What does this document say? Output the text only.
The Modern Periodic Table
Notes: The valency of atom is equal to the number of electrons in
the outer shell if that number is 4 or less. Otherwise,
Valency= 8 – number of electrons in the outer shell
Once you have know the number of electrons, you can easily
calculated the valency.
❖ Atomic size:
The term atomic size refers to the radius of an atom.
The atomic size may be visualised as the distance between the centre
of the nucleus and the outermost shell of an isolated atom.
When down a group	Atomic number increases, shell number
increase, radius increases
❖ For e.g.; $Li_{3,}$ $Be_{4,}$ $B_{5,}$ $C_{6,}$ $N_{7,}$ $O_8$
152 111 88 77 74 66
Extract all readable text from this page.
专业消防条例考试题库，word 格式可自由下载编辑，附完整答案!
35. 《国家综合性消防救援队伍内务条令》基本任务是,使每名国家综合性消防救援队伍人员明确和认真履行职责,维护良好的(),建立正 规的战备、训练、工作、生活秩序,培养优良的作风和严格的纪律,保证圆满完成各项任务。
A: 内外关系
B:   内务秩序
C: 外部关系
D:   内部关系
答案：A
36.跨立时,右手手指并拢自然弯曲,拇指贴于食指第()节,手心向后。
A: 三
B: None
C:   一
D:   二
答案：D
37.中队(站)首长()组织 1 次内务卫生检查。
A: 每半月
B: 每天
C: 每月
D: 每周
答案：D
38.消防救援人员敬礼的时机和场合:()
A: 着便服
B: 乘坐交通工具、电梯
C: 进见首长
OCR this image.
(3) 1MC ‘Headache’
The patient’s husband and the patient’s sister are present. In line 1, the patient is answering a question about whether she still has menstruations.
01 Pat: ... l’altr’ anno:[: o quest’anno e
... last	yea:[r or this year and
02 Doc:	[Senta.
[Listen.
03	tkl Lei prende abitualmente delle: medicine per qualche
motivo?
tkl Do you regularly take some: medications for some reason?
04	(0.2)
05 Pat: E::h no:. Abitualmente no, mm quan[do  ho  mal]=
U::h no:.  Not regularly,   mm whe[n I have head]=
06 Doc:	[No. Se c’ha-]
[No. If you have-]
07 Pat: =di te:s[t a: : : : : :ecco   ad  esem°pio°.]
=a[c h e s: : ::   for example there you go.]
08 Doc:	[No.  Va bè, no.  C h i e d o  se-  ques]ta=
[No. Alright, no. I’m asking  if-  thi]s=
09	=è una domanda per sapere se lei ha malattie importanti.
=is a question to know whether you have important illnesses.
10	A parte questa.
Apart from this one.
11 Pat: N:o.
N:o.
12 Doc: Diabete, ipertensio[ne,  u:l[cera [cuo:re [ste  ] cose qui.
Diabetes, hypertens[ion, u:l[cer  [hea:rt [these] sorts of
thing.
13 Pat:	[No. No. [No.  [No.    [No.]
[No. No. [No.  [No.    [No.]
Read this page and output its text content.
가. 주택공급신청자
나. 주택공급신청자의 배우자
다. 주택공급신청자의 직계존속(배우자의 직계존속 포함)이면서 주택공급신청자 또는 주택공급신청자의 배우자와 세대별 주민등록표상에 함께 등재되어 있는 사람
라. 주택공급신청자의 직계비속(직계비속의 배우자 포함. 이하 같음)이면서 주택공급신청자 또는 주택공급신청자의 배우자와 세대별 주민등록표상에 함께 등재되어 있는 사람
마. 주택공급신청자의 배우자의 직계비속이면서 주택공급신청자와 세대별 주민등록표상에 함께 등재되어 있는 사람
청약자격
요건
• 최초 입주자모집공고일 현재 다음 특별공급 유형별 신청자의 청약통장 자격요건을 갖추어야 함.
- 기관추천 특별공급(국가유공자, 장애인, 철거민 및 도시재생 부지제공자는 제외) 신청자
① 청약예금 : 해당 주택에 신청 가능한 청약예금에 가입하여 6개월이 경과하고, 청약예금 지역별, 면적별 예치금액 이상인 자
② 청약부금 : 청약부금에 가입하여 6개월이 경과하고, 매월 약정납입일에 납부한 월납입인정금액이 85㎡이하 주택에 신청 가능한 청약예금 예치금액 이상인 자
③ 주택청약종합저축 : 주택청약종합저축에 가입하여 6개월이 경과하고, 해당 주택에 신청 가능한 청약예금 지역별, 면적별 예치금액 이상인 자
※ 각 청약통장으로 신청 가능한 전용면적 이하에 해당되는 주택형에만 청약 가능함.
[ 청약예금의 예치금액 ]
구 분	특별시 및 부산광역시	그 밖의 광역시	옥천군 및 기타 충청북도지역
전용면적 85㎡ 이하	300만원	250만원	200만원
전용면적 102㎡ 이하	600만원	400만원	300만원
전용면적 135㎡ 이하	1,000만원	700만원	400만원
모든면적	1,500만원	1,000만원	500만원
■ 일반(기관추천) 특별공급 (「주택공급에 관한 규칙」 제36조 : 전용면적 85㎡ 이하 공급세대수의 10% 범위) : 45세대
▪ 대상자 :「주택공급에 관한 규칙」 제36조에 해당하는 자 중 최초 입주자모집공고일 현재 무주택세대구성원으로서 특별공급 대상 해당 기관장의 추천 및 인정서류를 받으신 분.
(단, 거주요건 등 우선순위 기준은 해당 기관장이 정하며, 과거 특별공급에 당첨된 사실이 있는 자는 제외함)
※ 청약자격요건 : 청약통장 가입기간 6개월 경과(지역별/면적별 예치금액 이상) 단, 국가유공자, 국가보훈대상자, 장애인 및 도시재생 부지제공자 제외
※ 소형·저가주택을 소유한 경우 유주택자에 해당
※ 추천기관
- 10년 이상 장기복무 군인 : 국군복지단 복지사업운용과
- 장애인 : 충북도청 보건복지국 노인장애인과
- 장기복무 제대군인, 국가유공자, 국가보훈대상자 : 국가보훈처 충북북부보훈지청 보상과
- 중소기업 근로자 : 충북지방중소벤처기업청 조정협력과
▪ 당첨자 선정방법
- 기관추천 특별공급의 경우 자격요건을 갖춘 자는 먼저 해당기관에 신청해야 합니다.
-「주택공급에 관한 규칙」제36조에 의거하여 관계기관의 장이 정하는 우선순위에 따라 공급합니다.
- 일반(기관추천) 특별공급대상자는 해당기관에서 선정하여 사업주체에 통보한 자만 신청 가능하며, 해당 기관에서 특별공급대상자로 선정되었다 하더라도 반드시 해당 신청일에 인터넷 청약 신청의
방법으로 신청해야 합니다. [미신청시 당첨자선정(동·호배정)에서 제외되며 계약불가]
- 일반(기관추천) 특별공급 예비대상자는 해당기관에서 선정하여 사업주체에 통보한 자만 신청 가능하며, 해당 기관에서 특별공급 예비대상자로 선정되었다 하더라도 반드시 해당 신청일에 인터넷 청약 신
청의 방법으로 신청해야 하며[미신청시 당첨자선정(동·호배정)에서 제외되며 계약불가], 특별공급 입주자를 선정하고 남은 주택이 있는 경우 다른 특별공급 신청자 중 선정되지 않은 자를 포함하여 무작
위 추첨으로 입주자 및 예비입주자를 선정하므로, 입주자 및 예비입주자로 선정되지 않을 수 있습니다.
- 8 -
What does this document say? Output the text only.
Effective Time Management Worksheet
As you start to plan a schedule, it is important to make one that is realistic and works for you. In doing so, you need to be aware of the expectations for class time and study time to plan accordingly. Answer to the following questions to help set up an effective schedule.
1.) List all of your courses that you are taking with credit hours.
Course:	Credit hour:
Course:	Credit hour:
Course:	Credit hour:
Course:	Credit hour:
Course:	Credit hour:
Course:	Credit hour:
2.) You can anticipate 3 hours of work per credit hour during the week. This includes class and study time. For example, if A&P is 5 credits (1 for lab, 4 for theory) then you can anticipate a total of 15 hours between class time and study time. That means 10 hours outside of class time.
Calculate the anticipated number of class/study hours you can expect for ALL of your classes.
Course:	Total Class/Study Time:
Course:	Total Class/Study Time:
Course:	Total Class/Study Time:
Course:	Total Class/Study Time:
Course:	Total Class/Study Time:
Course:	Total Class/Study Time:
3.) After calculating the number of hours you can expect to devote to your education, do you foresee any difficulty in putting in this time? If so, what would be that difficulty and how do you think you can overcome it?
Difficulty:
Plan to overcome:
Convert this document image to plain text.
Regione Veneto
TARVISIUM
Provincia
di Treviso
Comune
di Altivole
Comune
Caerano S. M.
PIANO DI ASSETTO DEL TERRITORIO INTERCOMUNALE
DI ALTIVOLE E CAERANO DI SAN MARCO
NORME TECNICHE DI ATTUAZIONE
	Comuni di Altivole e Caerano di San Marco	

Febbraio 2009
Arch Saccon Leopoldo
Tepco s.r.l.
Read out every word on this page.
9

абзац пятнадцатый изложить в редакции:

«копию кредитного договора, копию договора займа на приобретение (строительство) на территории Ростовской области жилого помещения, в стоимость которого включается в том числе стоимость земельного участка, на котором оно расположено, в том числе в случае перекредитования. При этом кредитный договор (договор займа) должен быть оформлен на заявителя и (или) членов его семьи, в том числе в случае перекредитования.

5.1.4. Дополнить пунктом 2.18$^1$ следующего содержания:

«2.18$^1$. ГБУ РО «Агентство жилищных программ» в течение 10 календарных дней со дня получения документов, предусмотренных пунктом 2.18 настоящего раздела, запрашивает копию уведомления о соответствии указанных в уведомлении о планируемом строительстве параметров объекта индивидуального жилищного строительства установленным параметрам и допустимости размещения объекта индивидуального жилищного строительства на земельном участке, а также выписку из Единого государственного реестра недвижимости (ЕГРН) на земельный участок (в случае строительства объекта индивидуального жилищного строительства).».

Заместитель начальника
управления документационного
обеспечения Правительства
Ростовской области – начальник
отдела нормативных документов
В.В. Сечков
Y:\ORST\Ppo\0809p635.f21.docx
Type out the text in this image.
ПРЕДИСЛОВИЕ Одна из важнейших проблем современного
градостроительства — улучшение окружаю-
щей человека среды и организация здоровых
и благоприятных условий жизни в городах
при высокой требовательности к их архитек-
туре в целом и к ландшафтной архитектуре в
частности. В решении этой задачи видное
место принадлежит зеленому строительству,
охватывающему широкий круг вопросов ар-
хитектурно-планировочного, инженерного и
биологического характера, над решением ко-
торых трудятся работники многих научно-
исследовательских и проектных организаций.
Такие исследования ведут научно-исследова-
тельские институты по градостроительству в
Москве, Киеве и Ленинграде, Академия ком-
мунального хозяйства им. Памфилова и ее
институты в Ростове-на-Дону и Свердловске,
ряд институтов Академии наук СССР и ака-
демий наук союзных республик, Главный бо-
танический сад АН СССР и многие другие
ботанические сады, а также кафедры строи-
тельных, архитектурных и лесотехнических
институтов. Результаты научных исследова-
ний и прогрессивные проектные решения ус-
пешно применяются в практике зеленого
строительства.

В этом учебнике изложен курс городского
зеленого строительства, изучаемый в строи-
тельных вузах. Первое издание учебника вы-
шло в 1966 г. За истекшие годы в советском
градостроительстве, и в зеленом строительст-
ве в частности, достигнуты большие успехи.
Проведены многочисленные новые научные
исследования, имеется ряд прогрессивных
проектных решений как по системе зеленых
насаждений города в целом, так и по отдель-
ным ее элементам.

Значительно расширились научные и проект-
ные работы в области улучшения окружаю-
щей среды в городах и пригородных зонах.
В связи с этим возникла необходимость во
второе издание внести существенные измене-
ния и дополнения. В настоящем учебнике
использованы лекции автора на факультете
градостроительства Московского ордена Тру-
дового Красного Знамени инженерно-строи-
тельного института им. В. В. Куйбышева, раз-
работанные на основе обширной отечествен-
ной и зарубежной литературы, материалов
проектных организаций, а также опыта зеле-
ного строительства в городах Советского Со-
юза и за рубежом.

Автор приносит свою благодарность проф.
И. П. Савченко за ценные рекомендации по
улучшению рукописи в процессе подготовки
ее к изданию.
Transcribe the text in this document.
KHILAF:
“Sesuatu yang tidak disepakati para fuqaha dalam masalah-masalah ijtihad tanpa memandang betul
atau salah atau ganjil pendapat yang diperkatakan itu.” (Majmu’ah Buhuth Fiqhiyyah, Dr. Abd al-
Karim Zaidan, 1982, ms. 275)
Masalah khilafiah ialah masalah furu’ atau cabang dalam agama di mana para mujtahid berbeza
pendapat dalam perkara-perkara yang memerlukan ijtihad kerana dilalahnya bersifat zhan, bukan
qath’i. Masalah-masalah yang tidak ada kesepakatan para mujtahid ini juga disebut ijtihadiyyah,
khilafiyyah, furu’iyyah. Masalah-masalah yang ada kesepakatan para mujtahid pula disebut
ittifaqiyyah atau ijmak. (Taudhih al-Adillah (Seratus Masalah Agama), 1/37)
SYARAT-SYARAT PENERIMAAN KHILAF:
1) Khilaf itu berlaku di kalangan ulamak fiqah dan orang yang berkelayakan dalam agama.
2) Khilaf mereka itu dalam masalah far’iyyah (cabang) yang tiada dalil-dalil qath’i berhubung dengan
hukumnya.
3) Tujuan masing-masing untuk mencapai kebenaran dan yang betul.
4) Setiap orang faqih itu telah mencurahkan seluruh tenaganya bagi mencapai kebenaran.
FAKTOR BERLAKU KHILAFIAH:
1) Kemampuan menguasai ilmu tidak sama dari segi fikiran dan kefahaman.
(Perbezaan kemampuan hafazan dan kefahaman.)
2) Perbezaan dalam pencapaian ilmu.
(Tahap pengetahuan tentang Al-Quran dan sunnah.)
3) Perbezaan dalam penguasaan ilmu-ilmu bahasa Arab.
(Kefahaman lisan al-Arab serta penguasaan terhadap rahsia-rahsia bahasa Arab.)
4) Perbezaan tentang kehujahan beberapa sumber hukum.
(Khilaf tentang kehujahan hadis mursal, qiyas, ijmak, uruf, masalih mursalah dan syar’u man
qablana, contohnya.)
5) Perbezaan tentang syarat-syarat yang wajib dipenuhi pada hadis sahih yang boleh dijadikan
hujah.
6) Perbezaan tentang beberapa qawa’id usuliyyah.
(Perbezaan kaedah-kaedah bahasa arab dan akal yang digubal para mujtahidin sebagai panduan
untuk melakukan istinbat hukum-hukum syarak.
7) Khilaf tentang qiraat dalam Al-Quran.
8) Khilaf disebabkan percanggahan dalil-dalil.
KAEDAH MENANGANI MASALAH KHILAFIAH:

•••••

Goal
Report how many lines in the records hold the word "미신청시", giving the number and nothing else.

Result
2